■ **TEXTAUSZUG**:
· · · · · · ·

Literaturgefluester

2009-04-23

W.G. Sebalds „Orte“

Filed under: Uncategorized — jancak @ 00:14

W.G. Sebald, der Name ist mir ein Begriff, auch wenn ich nicht genau weiß, woher.
Wirklich gelesen habe ich von dem 2001 verstorbenen Autor nicht viel.
Aber ich tippe mal auf Anthologien, vielleicht auf die, die man früher in Deutschland zum Welttag des Buches (der sich wieder jährt) bekommen hat oder auch von den Hörbuchproben, er könnte auch einmal bei einer „Literatur im März“ Veranstaltung gewesen sein.
Ich habe mir jedenfalls im Literaturhausprogramm die Veranstaltung angestrichen.
„Film/Lesung/Gespräch“ und es war eine Offenbarung.
Eine Begegnung mit dem Dichter des Todes, der von diesem Thema besessen war und gern Friedhöfe besucht hat. Wenn das nicht passt!
Thomas Honickel hat einen Film darüber gemacht „Sebald. Orte“, der zum ersten Mal in Österreich gezeigt wurde. Clemens J. Setz hat aus „Schwindel.Gefühle“ gelesen und Bonmots eines jungen Dichters von sich gegeben, der sein zweites, sehr dickes Buch, vor ein paar Wochen im Literaturhaus vorgestellt hat. Dann gab es noch ein Podiumsgespräch mit den beiden und mit Marcel Atze von der Wien-Bibliothek, das Günther Eisenhuber vom Residenz-Verlag geleitet hat.
Ich habe viel erfahren. Denn eigentlich habe ich von dem 1944 in Allgäu geborenen Dichter, der fünfunddreißig Jahre in England gelebt hat, Literaturwissenschaftler war und in den letzten zehn Jahren vor seinem Tod literarisch sehr bekannt geworden ist, nicht viel gewußt.
Mit „Germanistenprosa“ wurde er beschimpft, war umstritten, hat sich offenbar sein ganzes Leben mit dem Schuldgefühl, 1944 in Deutschland geboren, glücklich aufgewachsen und erst zwanzig Jahre später begriffen zu haben, daß der Vater Nazi war, herumgeschlagen. (Darüber habe ich auch im „Haus“ geschrieben und heute wieder korrigiert.)

· · · · · · ·

■ **ARBEITSAUFTRÄGE**:
1. Gib den Absatz im Blogeintrag über W.G. Sebald, der mit „Thomas Honickel hat einen Film“ beginnt, als Liste mit seinen wesentlichen Angaben wieder.
2. Gib aus dem Blogeintrag über W.G. Sebald den Abschnitt von „W.G. Sebald, der“ bis „war eine Offenbarung.“ wortgetreu aus.
3. Fasse den Blogeintrag über W.G. Sebald in drei Sätzen zusammen.
Die Datensätze werden hier nicht gebraucht.

· · · · · · ·

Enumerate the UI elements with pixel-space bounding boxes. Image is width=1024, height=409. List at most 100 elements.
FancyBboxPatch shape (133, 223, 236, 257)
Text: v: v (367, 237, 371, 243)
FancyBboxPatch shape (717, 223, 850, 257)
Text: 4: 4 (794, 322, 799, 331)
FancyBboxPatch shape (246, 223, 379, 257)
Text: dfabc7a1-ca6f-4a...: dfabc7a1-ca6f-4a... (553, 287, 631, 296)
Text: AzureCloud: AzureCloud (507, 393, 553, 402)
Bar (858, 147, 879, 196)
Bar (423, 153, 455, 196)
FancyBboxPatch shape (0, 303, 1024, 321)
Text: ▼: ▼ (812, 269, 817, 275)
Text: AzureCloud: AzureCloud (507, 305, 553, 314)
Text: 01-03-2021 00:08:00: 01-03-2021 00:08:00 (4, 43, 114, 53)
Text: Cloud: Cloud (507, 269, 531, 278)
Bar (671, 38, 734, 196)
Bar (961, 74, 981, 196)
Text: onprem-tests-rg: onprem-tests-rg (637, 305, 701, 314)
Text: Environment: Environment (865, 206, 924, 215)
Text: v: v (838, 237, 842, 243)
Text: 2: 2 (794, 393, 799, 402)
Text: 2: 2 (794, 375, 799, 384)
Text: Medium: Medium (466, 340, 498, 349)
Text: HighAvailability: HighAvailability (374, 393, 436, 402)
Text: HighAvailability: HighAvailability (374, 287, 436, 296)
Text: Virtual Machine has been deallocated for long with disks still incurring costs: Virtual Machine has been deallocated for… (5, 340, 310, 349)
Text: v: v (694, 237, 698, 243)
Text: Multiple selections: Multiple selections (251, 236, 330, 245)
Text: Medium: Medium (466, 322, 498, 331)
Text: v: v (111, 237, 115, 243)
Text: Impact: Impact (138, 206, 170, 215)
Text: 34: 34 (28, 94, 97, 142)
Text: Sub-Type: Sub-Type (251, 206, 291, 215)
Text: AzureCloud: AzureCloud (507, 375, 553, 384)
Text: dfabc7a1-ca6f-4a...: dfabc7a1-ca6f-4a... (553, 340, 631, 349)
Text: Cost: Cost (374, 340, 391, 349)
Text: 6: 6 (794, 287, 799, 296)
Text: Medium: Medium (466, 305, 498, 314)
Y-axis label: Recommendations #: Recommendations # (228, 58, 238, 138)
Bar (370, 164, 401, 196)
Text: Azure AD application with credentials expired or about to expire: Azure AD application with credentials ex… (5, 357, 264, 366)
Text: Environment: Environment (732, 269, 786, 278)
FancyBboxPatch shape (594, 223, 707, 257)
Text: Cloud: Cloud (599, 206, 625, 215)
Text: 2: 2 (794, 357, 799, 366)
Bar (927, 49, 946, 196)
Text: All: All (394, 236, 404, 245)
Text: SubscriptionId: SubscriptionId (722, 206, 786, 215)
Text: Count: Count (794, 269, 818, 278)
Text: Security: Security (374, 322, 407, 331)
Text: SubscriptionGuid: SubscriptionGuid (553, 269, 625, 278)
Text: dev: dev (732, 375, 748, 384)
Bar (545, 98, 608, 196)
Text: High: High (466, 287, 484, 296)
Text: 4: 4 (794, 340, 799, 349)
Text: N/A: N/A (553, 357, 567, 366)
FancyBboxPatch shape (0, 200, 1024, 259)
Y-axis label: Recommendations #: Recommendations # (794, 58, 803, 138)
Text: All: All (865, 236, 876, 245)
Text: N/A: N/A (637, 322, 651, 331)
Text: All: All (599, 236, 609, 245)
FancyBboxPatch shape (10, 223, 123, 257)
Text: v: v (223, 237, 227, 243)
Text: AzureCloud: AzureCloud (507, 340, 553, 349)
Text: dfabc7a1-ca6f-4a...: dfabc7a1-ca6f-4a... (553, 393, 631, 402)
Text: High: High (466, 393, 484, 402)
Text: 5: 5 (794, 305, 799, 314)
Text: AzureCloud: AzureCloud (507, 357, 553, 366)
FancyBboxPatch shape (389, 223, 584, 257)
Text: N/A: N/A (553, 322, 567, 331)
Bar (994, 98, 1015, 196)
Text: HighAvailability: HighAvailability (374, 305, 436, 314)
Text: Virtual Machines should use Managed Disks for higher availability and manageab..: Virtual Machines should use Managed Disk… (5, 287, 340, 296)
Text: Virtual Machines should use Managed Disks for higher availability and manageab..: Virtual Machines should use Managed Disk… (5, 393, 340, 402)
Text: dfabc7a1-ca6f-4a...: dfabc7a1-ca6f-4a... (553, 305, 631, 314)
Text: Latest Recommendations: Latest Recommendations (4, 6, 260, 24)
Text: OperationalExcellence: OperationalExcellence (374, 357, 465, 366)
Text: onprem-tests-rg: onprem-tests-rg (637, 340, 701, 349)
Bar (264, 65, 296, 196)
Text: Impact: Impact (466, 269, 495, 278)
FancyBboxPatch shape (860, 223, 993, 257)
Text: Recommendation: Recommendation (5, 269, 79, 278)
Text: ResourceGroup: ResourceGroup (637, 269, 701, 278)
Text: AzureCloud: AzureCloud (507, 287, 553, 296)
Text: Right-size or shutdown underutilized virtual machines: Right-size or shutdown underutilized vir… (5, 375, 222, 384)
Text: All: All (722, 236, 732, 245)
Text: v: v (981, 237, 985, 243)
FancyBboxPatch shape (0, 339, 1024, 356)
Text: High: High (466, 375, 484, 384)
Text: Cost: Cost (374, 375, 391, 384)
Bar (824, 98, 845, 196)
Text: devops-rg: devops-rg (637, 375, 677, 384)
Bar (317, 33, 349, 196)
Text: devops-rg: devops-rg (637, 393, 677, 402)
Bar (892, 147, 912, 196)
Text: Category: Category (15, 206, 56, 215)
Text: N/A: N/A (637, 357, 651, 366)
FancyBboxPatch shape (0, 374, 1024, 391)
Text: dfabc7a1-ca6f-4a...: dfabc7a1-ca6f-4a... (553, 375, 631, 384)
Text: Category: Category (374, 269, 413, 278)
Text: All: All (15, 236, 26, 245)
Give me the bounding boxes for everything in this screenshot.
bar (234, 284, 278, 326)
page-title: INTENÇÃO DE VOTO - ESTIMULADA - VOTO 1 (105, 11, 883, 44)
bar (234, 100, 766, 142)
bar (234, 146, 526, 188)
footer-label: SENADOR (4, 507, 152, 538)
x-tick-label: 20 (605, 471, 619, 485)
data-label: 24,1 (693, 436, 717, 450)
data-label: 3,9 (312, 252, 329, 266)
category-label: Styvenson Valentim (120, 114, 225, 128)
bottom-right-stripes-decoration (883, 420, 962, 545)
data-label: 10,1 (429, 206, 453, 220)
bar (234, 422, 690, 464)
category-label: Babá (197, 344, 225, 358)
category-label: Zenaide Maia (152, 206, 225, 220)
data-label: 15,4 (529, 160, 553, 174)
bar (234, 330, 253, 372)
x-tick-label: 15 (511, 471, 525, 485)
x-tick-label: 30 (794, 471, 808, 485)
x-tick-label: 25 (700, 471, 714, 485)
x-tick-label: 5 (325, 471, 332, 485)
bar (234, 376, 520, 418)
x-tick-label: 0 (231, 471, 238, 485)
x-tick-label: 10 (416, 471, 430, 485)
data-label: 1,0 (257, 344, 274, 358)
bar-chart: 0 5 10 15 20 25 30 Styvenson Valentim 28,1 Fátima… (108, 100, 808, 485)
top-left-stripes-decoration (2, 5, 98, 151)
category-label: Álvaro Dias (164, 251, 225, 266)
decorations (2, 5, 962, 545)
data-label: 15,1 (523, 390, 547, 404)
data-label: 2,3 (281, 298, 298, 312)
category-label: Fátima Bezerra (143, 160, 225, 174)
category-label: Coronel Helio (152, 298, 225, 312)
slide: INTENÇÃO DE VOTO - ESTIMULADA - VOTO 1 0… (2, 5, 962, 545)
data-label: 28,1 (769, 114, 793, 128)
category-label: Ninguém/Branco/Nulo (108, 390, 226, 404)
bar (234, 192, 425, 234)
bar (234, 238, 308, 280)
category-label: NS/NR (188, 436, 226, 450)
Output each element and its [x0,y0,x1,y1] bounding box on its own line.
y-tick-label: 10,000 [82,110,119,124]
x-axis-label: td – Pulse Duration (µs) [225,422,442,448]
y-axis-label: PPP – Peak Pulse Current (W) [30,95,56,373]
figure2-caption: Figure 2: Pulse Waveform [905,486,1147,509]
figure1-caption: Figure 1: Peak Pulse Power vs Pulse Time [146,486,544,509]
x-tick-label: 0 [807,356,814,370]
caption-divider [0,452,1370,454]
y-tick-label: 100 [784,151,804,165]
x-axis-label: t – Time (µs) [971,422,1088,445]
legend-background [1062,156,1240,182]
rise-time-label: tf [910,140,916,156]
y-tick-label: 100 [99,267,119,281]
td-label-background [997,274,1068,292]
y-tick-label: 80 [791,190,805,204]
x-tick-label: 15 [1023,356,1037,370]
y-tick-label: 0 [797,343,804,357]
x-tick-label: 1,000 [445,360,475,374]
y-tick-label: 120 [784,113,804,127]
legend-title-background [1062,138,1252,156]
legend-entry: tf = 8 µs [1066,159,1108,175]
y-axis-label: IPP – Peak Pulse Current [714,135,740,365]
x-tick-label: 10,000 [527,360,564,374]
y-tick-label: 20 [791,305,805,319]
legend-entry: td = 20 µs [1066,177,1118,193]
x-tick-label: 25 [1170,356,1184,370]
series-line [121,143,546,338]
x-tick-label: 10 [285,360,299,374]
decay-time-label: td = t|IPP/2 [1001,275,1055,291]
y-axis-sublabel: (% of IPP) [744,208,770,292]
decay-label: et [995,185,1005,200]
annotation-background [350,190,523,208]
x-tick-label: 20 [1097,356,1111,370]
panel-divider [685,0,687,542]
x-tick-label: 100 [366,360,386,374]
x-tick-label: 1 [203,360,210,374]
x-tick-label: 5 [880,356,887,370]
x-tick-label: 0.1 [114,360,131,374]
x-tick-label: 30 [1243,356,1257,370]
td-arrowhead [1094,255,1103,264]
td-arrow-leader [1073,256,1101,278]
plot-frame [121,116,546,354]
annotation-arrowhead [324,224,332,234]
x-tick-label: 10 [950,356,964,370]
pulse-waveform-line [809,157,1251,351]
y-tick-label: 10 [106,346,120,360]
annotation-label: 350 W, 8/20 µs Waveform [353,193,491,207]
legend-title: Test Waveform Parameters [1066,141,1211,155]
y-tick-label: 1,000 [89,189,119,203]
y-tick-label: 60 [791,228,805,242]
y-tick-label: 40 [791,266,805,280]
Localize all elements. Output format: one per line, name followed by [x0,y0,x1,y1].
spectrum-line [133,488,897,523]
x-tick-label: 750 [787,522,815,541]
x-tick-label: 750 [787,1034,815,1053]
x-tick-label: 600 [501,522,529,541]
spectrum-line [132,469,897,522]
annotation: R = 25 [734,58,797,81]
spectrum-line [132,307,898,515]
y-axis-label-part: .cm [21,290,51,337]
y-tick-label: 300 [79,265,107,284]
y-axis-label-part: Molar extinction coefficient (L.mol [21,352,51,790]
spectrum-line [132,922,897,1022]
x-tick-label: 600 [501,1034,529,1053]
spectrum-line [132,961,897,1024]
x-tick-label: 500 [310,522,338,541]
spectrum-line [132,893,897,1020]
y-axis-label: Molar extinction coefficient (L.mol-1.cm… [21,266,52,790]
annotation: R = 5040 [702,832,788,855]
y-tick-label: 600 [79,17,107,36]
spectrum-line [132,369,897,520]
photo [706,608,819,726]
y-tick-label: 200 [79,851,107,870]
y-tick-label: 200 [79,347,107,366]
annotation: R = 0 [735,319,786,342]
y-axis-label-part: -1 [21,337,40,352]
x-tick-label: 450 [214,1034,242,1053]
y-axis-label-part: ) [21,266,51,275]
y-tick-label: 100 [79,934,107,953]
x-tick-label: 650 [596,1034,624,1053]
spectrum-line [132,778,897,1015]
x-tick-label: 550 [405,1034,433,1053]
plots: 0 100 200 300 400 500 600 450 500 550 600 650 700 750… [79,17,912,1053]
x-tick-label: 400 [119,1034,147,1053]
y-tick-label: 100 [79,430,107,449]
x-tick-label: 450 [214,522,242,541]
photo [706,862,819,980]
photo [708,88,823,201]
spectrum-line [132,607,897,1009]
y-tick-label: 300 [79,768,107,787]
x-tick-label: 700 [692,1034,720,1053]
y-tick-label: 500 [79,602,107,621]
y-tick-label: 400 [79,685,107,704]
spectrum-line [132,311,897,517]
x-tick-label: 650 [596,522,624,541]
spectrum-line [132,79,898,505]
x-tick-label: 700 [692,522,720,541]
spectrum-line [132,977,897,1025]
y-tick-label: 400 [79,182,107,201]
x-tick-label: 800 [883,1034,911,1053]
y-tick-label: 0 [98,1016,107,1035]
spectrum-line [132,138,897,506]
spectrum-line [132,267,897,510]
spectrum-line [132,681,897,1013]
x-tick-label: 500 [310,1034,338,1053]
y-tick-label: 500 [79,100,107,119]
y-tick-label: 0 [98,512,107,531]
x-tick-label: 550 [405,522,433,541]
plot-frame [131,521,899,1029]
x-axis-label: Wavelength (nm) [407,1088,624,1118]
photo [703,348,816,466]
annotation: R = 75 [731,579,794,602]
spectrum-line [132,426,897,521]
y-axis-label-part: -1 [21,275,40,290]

· · · · · · ·

■ **LÖSUNGEN**:
1.
- Thomas Honickel hat den Film „Sebald. Orte“ gedreht, der zum ersten Mal in Österreich gezeigt wurde.
- Clemens J. Setz las aus „Schwindel.Gefühle“. Er hatte wenige Wochen zuvor sein zweites, sehr dickes Buch im Literaturhaus vorgestellt.
- Danach gab es ein Podiumsgespräch mit den beiden und Marcel Atze von der Wien-Bibliothek. Geleitet wurde es von Günther Eisenhuber vom Residenz-Verlag.

2.
W.G. Sebald, der Name ist mir ein Begriff, auch wenn ich nicht genau weiß, woher.
Wirklich gelesen habe ich von dem 2001 verstorbenen Autor nicht viel.
Aber ich tippe mal auf Anthologien, vielleicht auf die, die man früher in Deutschland zum Welttag des Buches (der sich wieder jährt) bekommen hat oder auch von den Hörbuchproben, er könnte auch einmal bei einer „Literatur im März“ Veranstaltung gewesen sein.
Ich habe mir jedenfalls im Literaturhausprogramm die Veranstaltung angestrichen.
„Film/Lesung/Gespräch“ und es war eine Offenbarung.

3. Der Eintrag berichtet von einer Veranstaltung im Literaturhaus mit Film, Lesung und Gespräch zu W.G. Sebald, die als Offenbarung beschrieben wird. Gezeigt wurde Thomas Honickels Film „Sebald. Orte“, Clemens J. Setz las aus „Schwindel.Gefühle“, und es folgte ein Podiumsgespräch mit Marcel Atze unter der Leitung von Günther Eisenhuber. Über den 1944 geborenen Dichter, der fünfunddreißig Jahre in England lebte, wird unter anderem festgehalten, dass er umstritten war und sich offenbar sein Leben lang mit einem Schuldgefühl herumschlug, weil er erst spät begriff, dass sein Vater Nazi war.